- **Stated exercise**: Find out how many lines of the material contain the string "Impressions" and give only that figure.

[Stored data]
## Start
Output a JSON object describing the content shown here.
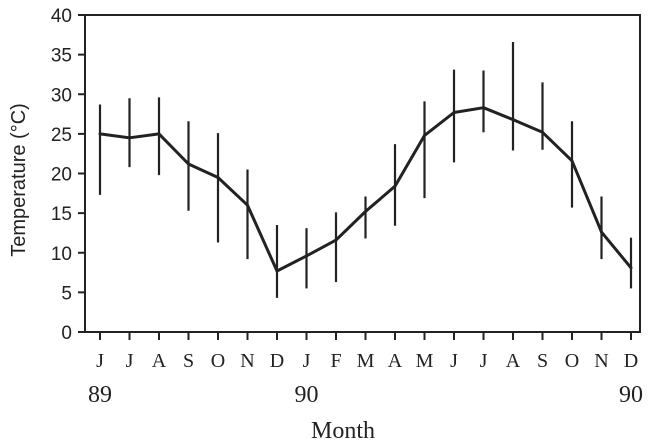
{
  "chart_data": {
    "type": "line",
    "title": "",
    "xlabel": "Month",
    "ylabel": "Temperature (°C)",
    "ylim": [
      0,
      40
    ],
    "yticks": [
      0,
      5,
      10,
      15,
      20,
      25,
      30,
      35,
      40
    ],
    "grid": false,
    "legend": "none",
    "categories": [
      "J",
      "J",
      "A",
      "S",
      "O",
      "N",
      "D",
      "J",
      "F",
      "M",
      "A",
      "M",
      "J",
      "J",
      "A",
      "S",
      "O",
      "N",
      "D"
    ],
    "year_labels": [
      {
        "label": "89",
        "category_index": 0
      },
      {
        "label": "90",
        "category_index": 7
      },
      {
        "label": "90",
        "category_index": 18
      }
    ],
    "series": [
      {
        "values": [
          25.0,
          24.5,
          25.0,
          21.2,
          19.5,
          16.0,
          7.7,
          9.6,
          11.6,
          15.2,
          18.4,
          24.8,
          27.7,
          28.3,
          26.8,
          25.2,
          21.6,
          12.6,
          8.1
        ],
        "error_low": [
          17.3,
          20.8,
          19.8,
          15.3,
          11.3,
          9.2,
          4.3,
          5.5,
          6.3,
          11.8,
          13.4,
          16.9,
          21.4,
          25.2,
          22.9,
          23.0,
          15.7,
          9.2,
          5.5
        ],
        "error_high": [
          28.7,
          29.5,
          29.6,
          26.6,
          25.1,
          20.5,
          13.5,
          13.1,
          15.1,
          17.1,
          23.7,
          29.1,
          33.1,
          33.0,
          36.6,
          31.5,
          26.6,
          17.1,
          11.9
        ]
      }
    ],
    "colors": {
      "line": "#222222",
      "axis": "#222222",
      "text": "#222222"
    }
  }
}
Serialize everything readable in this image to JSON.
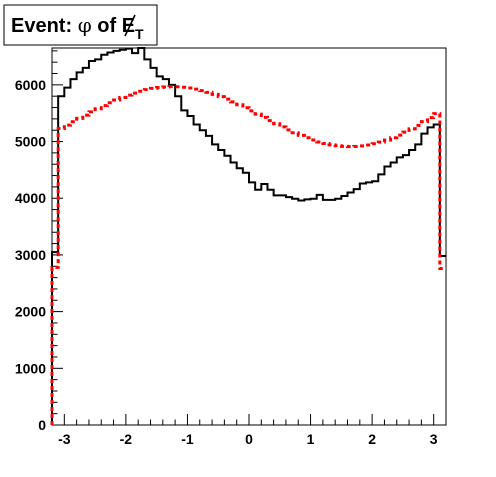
{
  "chart_data": {
    "type": "histogram",
    "title_main": "Event: ",
    "title_phi": "φ",
    "title_of": " of ",
    "title_met": "E",
    "title_sub": "T",
    "xlim": [
      -3.2,
      3.2
    ],
    "ylim": [
      0,
      6650
    ],
    "x_ticks": [
      -3,
      -2,
      -1,
      0,
      1,
      2,
      3
    ],
    "x_tick_labels": [
      "-3",
      "-2",
      "-1",
      "0",
      "1",
      "2",
      "3"
    ],
    "y_ticks": [
      0,
      1000,
      2000,
      3000,
      4000,
      5000,
      6000
    ],
    "y_tick_labels": [
      "0",
      "1000",
      "2000",
      "3000",
      "4000",
      "5000",
      "6000"
    ],
    "grid": false,
    "bin_edges_range": [
      -3.2,
      3.2
    ],
    "n_bins": 64,
    "series": [
      {
        "style": "solid",
        "color": "#000000",
        "values": [
          3050,
          5800,
          5950,
          6100,
          6220,
          6300,
          6420,
          6450,
          6530,
          6570,
          6600,
          6620,
          6640,
          6560,
          6650,
          6450,
          6300,
          6150,
          6100,
          6000,
          5800,
          5550,
          5450,
          5300,
          5200,
          5100,
          4950,
          4850,
          4750,
          4630,
          4530,
          4450,
          4280,
          4150,
          4250,
          4150,
          4050,
          4050,
          4020,
          3990,
          3960,
          3980,
          3990,
          4060,
          3970,
          3970,
          3990,
          4040,
          4100,
          4160,
          4260,
          4280,
          4300,
          4420,
          4560,
          4630,
          4720,
          4760,
          4850,
          4950,
          5140,
          5250,
          5300,
          2980
        ]
      },
      {
        "style": "dashed",
        "color": "#ff0000",
        "values": [
          2780,
          5230,
          5289,
          5349,
          5408,
          5466,
          5523,
          5579,
          5633,
          5684,
          5732,
          5777,
          5818,
          5855,
          5888,
          5915,
          5937,
          5953,
          5963,
          5968,
          5966,
          5958,
          5944,
          5924,
          5899,
          5868,
          5833,
          5793,
          5748,
          5700,
          5649,
          5596,
          5540,
          5484,
          5427,
          5370,
          5314,
          5259,
          5206,
          5156,
          5109,
          5066,
          5027,
          4993,
          4965,
          4942,
          4925,
          4915,
          4911,
          4913,
          4923,
          4939,
          4961,
          4990,
          5026,
          5067,
          5114,
          5166,
          5224,
          5286,
          5352,
          5421,
          5493,
          2760
        ]
      }
    ]
  }
}
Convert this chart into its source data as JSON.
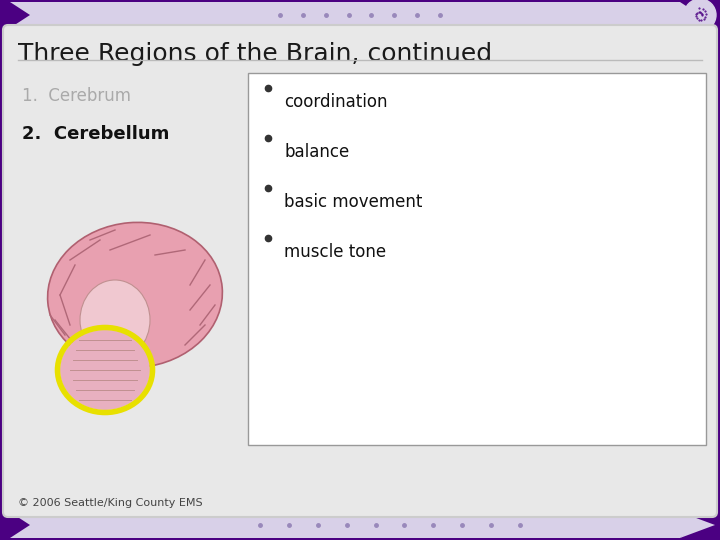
{
  "title": "Three Regions of the Brain, continued",
  "title_fontsize": 18,
  "title_color": "#1a1a1a",
  "bg_slide_color": "#4b0082",
  "bg_content_color": "#e8e8e8",
  "bg_white_color": "#ffffff",
  "left_items": [
    {
      "text": "1.  Cerebrum",
      "color": "#aaaaaa",
      "bold": false,
      "fontsize": 12
    },
    {
      "text": "2.  Cerebellum",
      "color": "#111111",
      "bold": true,
      "fontsize": 13
    }
  ],
  "bullet_items": [
    "coordination",
    "balance",
    "basic movement",
    "muscle tone"
  ],
  "bullet_fontsize": 12,
  "bullet_color": "#111111",
  "footer_text": "© 2006 Seattle/King County EMS",
  "footer_fontsize": 8,
  "footer_color": "#444444",
  "box_border_color": "#999999",
  "chevron_color": "#d8d0e8",
  "dot_color": "#9988bb",
  "purple_dark": "#3a007a"
}
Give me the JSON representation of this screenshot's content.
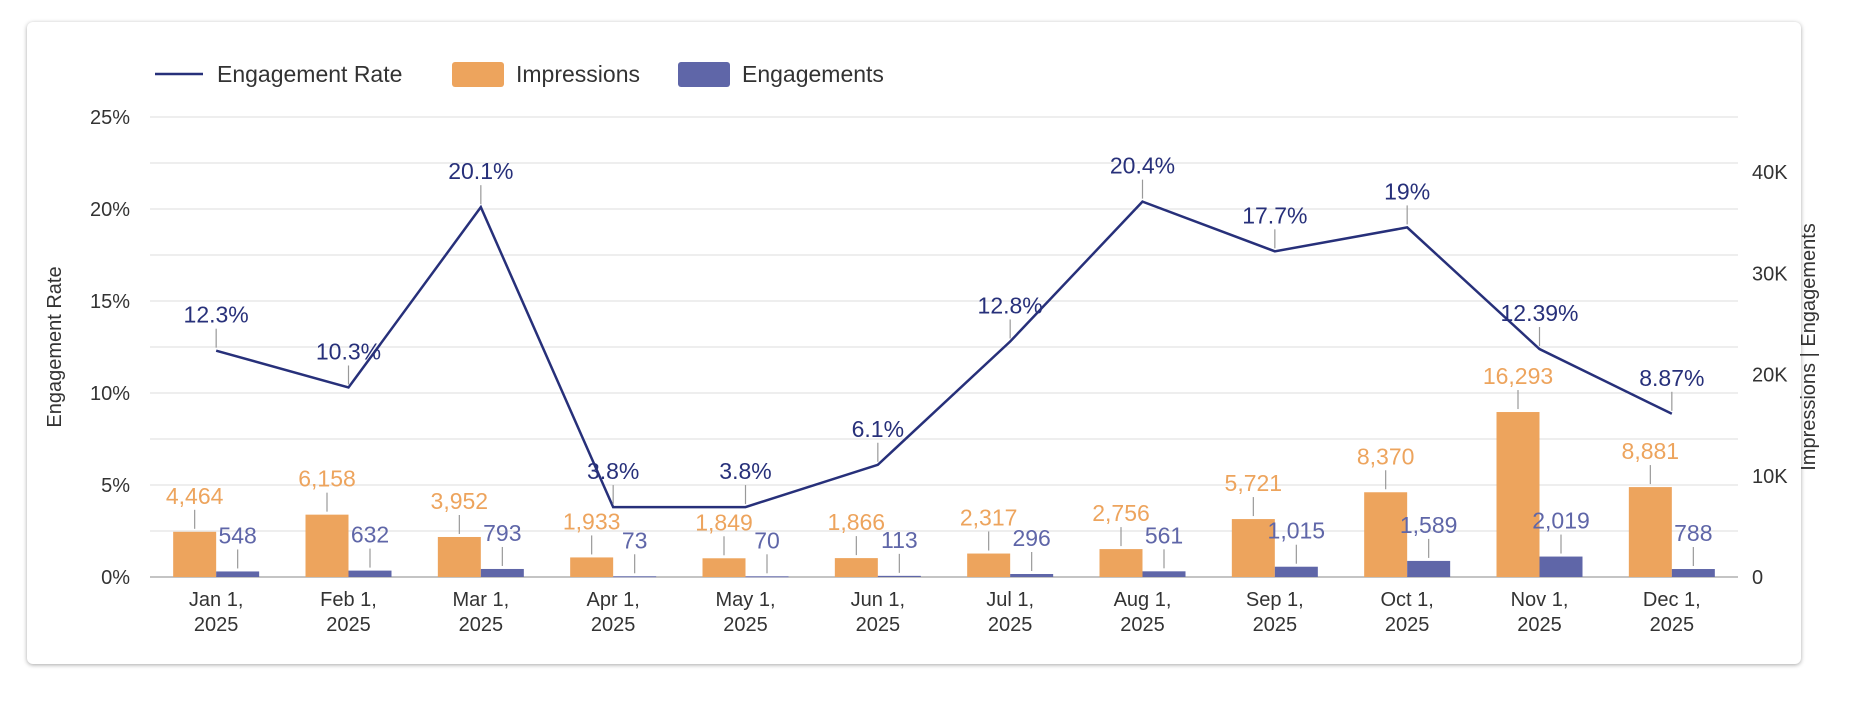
{
  "chart_data": {
    "type": "bar",
    "title": "",
    "categories": [
      [
        "Jan 1,",
        "2025"
      ],
      [
        "Feb 1,",
        "2025"
      ],
      [
        "Mar 1,",
        "2025"
      ],
      [
        "Apr 1,",
        "2025"
      ],
      [
        "May 1,",
        "2025"
      ],
      [
        "Jun 1,",
        "2025"
      ],
      [
        "Jul 1,",
        "2025"
      ],
      [
        "Aug 1,",
        "2025"
      ],
      [
        "Sep 1,",
        "2025"
      ],
      [
        "Oct 1,",
        "2025"
      ],
      [
        "Nov 1,",
        "2025"
      ],
      [
        "Dec 1,",
        "2025"
      ]
    ],
    "series": [
      {
        "name": "Engagement Rate",
        "type": "line",
        "axis": "left",
        "color": "#27307a",
        "values": [
          12.3,
          10.3,
          20.1,
          3.8,
          3.8,
          6.1,
          12.8,
          20.4,
          17.7,
          19,
          12.39,
          8.87
        ],
        "labels": [
          "12.3%",
          "10.3%",
          "20.1%",
          "3.8%",
          "3.8%",
          "6.1%",
          "12.8%",
          "20.4%",
          "17.7%",
          "19%",
          "12.39%",
          "8.87%"
        ]
      },
      {
        "name": "Impressions",
        "type": "bar",
        "axis": "right",
        "color": "#eda45d",
        "values": [
          4464,
          6158,
          3952,
          1933,
          1849,
          1866,
          2317,
          2756,
          5721,
          8370,
          16293,
          8881
        ],
        "labels": [
          "4,464",
          "6,158",
          "3,952",
          "1,933",
          "1,849",
          "1,866",
          "2,317",
          "2,756",
          "5,721",
          "8,370",
          "16,293",
          "8,881"
        ]
      },
      {
        "name": "Engagements",
        "type": "bar",
        "axis": "right",
        "color": "#5f66a8",
        "values": [
          548,
          632,
          793,
          73,
          70,
          113,
          296,
          561,
          1015,
          1589,
          2019,
          788
        ],
        "labels": [
          "548",
          "632",
          "793",
          "73",
          "70",
          "113",
          "296",
          "561",
          "1,015",
          "1,589",
          "2,019",
          "788"
        ]
      }
    ],
    "y_left": {
      "label": "Engagement Rate",
      "range": [
        0,
        25
      ],
      "ticks": [
        "0%",
        "5%",
        "10%",
        "15%",
        "20%",
        "25%"
      ]
    },
    "y_right": {
      "label": "Impressions | Engagements",
      "range": [
        0,
        45000
      ],
      "ticks": [
        "0",
        "10K",
        "20K",
        "30K",
        "40K"
      ]
    },
    "legend_position": "top-left",
    "grid": true
  }
}
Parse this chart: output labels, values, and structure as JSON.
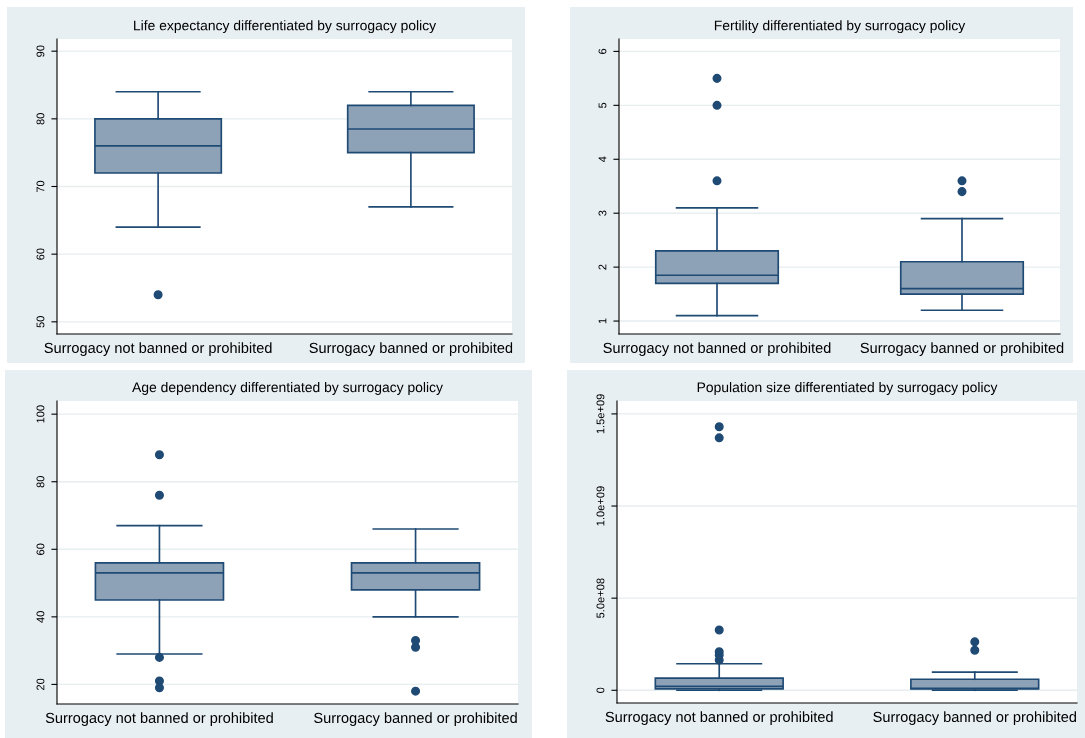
## End
- **Solution to the problem**: 2